◆ **The request**
Copy all the material below, exactly as it stands.

Chart and figure data
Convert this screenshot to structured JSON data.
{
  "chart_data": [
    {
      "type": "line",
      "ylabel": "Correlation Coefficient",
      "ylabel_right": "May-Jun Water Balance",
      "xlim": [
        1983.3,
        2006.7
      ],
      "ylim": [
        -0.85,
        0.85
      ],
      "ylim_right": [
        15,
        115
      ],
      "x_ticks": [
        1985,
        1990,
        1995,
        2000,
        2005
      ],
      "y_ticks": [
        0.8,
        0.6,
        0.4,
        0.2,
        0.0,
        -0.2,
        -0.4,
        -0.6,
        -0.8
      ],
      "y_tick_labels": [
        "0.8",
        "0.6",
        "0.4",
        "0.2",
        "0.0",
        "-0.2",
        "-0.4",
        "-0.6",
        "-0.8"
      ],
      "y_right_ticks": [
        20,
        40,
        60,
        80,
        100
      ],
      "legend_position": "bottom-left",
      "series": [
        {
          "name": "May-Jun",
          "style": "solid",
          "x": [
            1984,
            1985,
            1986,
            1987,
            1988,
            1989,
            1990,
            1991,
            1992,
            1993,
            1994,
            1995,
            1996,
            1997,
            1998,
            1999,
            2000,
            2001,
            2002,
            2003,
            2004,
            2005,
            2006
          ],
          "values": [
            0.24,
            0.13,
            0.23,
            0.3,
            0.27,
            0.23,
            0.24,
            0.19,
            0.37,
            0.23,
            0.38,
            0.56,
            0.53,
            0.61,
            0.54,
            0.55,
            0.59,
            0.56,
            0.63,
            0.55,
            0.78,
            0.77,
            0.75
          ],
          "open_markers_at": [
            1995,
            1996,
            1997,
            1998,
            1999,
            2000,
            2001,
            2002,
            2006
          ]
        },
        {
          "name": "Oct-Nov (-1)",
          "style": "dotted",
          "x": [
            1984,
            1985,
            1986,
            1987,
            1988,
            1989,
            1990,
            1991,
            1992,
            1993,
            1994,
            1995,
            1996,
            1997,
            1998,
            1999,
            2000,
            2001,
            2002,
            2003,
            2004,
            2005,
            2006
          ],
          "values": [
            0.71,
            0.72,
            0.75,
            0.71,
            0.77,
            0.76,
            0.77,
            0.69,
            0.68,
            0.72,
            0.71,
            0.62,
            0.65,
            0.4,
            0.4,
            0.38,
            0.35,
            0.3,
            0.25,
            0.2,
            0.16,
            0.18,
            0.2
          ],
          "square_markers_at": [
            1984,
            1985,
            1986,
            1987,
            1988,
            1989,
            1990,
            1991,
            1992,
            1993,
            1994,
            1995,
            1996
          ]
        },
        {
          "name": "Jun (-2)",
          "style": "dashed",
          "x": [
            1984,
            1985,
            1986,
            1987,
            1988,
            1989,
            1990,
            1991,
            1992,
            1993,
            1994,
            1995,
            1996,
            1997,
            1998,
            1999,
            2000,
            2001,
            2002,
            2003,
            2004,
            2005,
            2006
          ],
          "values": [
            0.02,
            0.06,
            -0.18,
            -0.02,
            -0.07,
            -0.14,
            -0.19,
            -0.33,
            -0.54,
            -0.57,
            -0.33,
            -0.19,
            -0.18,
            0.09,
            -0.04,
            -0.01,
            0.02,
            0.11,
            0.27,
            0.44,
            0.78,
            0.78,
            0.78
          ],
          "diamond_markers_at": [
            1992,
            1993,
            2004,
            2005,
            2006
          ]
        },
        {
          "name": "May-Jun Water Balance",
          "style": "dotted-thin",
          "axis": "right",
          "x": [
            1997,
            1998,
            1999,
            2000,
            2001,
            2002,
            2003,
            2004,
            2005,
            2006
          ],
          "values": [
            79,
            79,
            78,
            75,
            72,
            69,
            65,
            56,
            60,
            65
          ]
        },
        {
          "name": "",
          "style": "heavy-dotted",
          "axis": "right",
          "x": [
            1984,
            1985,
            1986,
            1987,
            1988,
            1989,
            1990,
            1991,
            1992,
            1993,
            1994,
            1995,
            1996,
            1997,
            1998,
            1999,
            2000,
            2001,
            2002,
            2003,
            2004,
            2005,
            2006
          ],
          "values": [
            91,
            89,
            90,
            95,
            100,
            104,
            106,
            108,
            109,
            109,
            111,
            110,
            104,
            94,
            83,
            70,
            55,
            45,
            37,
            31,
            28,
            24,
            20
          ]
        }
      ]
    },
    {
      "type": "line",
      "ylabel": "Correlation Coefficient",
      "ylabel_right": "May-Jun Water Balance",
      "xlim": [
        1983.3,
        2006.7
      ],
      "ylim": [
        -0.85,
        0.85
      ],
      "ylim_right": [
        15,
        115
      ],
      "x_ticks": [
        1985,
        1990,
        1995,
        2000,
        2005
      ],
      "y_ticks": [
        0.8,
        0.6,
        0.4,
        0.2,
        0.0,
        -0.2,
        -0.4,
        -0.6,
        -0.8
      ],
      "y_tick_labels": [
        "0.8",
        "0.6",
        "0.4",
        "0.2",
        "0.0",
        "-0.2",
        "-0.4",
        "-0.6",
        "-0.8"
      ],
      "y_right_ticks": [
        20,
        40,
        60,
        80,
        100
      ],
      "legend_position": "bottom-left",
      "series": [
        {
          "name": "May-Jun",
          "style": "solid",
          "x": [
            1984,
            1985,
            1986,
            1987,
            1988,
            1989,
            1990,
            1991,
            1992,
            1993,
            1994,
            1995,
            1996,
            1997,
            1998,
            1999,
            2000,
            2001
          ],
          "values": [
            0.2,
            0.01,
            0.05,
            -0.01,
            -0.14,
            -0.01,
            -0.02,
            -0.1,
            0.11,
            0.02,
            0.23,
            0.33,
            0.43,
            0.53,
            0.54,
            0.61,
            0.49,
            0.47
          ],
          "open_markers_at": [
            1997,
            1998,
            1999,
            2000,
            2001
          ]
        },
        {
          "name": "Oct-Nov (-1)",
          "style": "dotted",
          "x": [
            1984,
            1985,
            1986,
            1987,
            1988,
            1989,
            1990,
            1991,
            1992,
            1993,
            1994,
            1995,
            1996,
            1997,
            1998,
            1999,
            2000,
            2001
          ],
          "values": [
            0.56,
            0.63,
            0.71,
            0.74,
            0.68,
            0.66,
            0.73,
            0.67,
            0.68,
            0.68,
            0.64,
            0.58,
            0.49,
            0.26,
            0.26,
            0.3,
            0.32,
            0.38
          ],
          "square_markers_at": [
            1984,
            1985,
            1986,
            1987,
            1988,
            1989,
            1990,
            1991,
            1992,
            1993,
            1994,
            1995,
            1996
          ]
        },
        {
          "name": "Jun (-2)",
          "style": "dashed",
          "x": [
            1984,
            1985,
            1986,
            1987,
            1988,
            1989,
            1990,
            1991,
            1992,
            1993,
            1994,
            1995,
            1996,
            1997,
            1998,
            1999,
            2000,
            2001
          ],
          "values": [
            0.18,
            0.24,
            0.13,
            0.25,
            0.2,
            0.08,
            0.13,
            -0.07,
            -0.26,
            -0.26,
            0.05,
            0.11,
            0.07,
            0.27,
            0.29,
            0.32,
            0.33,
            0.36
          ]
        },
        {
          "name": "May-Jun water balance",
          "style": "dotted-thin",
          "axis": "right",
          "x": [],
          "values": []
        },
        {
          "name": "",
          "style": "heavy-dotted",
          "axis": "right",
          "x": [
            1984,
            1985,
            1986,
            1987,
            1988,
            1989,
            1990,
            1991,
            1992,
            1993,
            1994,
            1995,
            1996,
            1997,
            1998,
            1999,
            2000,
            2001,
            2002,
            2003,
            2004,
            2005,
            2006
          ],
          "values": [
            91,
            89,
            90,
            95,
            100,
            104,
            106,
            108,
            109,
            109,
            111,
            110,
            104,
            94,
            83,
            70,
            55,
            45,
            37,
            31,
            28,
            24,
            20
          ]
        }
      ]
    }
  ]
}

◆ **Response to the exercise**
Convert this screenshot to structured JSON data.
{
  "chart_data": [
    {
      "type": "line",
      "ylabel": "Correlation Coefficient",
      "ylabel_right": "May-Jun Water Balance",
      "xlim": [
        1983.3,
        2006.7
      ],
      "ylim": [
        -0.85,
        0.85
      ],
      "ylim_right": [
        15,
        115
      ],
      "x_ticks": [
        1985,
        1990,
        1995,
        2000,
        2005
      ],
      "y_ticks": [
        0.8,
        0.6,
        0.4,
        0.2,
        0.0,
        -0.2,
        -0.4,
        -0.6,
        -0.8
      ],
      "y_tick_labels": [
        "0.8",
        "0.6",
        "0.4",
        "0.2",
        "0.0",
        "-0.2",
        "-0.4",
        "-0.6",
        "-0.8"
      ],
      "y_right_ticks": [
        20,
        40,
        60,
        80,
        100
      ],
      "legend_position": "bottom-left",
      "series": [
        {
          "name": "May-Jun",
          "style": "solid",
          "x": [
            1984,
            1985,
            1986,
            1987,
            1988,
            1989,
            1990,
            1991,
            1992,
            1993,
            1994,
            1995,
            1996,
            1997,
            1998,
            1999,
            2000,
            2001,
            2002,
            2003,
            2004,
            2005,
            2006
          ],
          "values": [
            0.24,
            0.13,
            0.23,
            0.3,
            0.27,
            0.23,
            0.24,
            0.19,
            0.37,
            0.23,
            0.38,
            0.56,
            0.53,
            0.61,
            0.54,
            0.55,
            0.59,
            0.56,
            0.63,
            0.55,
            0.78,
            0.77,
            0.75
          ],
          "open_markers_at": [
            1995,
            1996,
            1997,
            1998,
            1999,
            2000,
            2001,
            2002,
            2006
          ]
        },
        {
          "name": "Oct-Nov (-1)",
          "style": "dotted",
          "x": [
            1984,
            1985,
            1986,
            1987,
            1988,
            1989,
            1990,
            1991,
            1992,
            1993,
            1994,
            1995,
            1996,
            1997,
            1998,
            1999,
            2000,
            2001,
            2002,
            2003,
            2004,
            2005,
            2006
          ],
          "values": [
            0.71,
            0.72,
            0.75,
            0.71,
            0.77,
            0.76,
            0.77,
            0.69,
            0.68,
            0.72,
            0.71,
            0.62,
            0.65,
            0.4,
            0.4,
            0.38,
            0.35,
            0.3,
            0.25,
            0.2,
            0.16,
            0.18,
            0.2
          ],
          "square_markers_at": [
            1984,
            1985,
            1986,
            1987,
            1988,
            1989,
            1990,
            1991,
            1992,
            1993,
            1994,
            1995,
            1996
          ]
        },
        {
          "name": "Jun (-2)",
          "style": "dashed",
          "x": [
            1984,
            1985,
            1986,
            1987,
            1988,
            1989,
            1990,
            1991,
            1992,
            1993,
            1994,
            1995,
            1996,
            1997,
            1998,
            1999,
            2000,
            2001,
            2002,
            2003,
            2004,
            2005,
            2006
          ],
          "values": [
            0.02,
            0.06,
            -0.18,
            -0.02,
            -0.07,
            -0.14,
            -0.19,
            -0.33,
            -0.54,
            -0.57,
            -0.33,
            -0.19,
            -0.18,
            0.09,
            -0.04,
            -0.01,
            0.02,
            0.11,
            0.27,
            0.44,
            0.78,
            0.78,
            0.78
          ],
          "diamond_markers_at": [
            1992,
            1993,
            2004,
            2005,
            2006
          ]
        },
        {
          "name": "May-Jun Water Balance",
          "style": "dotted-thin",
          "axis": "right",
          "x": [
            1997,
            1998,
            1999,
            2000,
            2001,
            2002,
            2003,
            2004,
            2005,
            2006
          ],
          "values": [
            79,
            79,
            78,
            75,
            72,
            69,
            65,
            56,
            60,
            65
          ]
        },
        {
          "name": "",
          "style": "heavy-dotted",
          "axis": "right",
          "x": [
            1984,
            1985,
            1986,
            1987,
            1988,
            1989,
            1990,
            1991,
            1992,
            1993,
            1994,
            1995,
            1996,
            1997,
            1998,
            1999,
            2000,
            2001,
            2002,
            2003,
            2004,
            2005,
            2006
          ],
          "values": [
            91,
            89,
            90,
            95,
            100,
            104,
            106,
            108,
            109,
            109,
            111,
            110,
            104,
            94,
            83,
            70,
            55,
            45,
            37,
            31,
            28,
            24,
            20
          ]
        }
      ]
    },
    {
      "type": "line",
      "ylabel": "Correlation Coefficient",
      "ylabel_right": "May-Jun Water Balance",
      "xlim": [
        1983.3,
        2006.7
      ],
      "ylim": [
        -0.85,
        0.85
      ],
      "ylim_right": [
        15,
        115
      ],
      "x_ticks": [
        1985,
        1990,
        1995,
        2000,
        2005
      ],
      "y_ticks": [
        0.8,
        0.6,
        0.4,
        0.2,
        0.0,
        -0.2,
        -0.4,
        -0.6,
        -0.8
      ],
      "y_tick_labels": [
        "0.8",
        "0.6",
        "0.4",
        "0.2",
        "0.0",
        "-0.2",
        "-0.4",
        "-0.6",
        "-0.8"
      ],
      "y_right_ticks": [
        20,
        40,
        60,
        80,
        100
      ],
      "legend_position": "bottom-left",
      "series": [
        {
          "name": "May-Jun",
          "style": "solid",
          "x": [
            1984,
            1985,
            1986,
            1987,
            1988,
            1989,
            1990,
            1991,
            1992,
            1993,
            1994,
            1995,
            1996,
            1997,
            1998,
            1999,
            2000,
            2001
          ],
          "values": [
            0.2,
            0.01,
            0.05,
            -0.01,
            -0.14,
            -0.01,
            -0.02,
            -0.1,
            0.11,
            0.02,
            0.23,
            0.33,
            0.43,
            0.53,
            0.54,
            0.61,
            0.49,
            0.47
          ],
          "open_markers_at": [
            1997,
            1998,
            1999,
            2000,
            2001
          ]
        },
        {
          "name": "Oct-Nov (-1)",
          "style": "dotted",
          "x": [
            1984,
            1985,
            1986,
            1987,
            1988,
            1989,
            1990,
            1991,
            1992,
            1993,
            1994,
            1995,
            1996,
            1997,
            1998,
            1999,
            2000,
            2001
          ],
          "values": [
            0.56,
            0.63,
            0.71,
            0.74,
            0.68,
            0.66,
            0.73,
            0.67,
            0.68,
            0.68,
            0.64,
            0.58,
            0.49,
            0.26,
            0.26,
            0.3,
            0.32,
            0.38
          ],
          "square_markers_at": [
            1984,
            1985,
            1986,
            1987,
            1988,
            1989,
            1990,
            1991,
            1992,
            1993,
            1994,
            1995,
            1996
          ]
        },
        {
          "name": "Jun (-2)",
          "style": "dashed",
          "x": [
            1984,
            1985,
            1986,
            1987,
            1988,
            1989,
            1990,
            1991,
            1992,
            1993,
            1994,
            1995,
            1996,
            1997,
            1998,
            1999,
            2000,
            2001
          ],
          "values": [
            0.18,
            0.24,
            0.13,
            0.25,
            0.2,
            0.08,
            0.13,
            -0.07,
            -0.26,
            -0.26,
            0.05,
            0.11,
            0.07,
            0.27,
            0.29,
            0.32,
            0.33,
            0.36
          ]
        },
        {
          "name": "May-Jun water balance",
          "style": "dotted-thin",
          "axis": "right",
          "x": [],
          "values": []
        },
        {
          "name": "",
          "style": "heavy-dotted",
          "axis": "right",
          "x": [
            1984,
            1985,
            1986,
            1987,
            1988,
            1989,
            1990,
            1991,
            1992,
            1993,
            1994,
            1995,
            1996,
            1997,
            1998,
            1999,
            2000,
            2001,
            2002,
            2003,
            2004,
            2005,
            2006
          ],
          "values": [
            91,
            89,
            90,
            95,
            100,
            104,
            106,
            108,
            109,
            109,
            111,
            110,
            104,
            94,
            83,
            70,
            55,
            45,
            37,
            31,
            28,
            24,
            20
          ]
        }
      ]
    }
  ]
}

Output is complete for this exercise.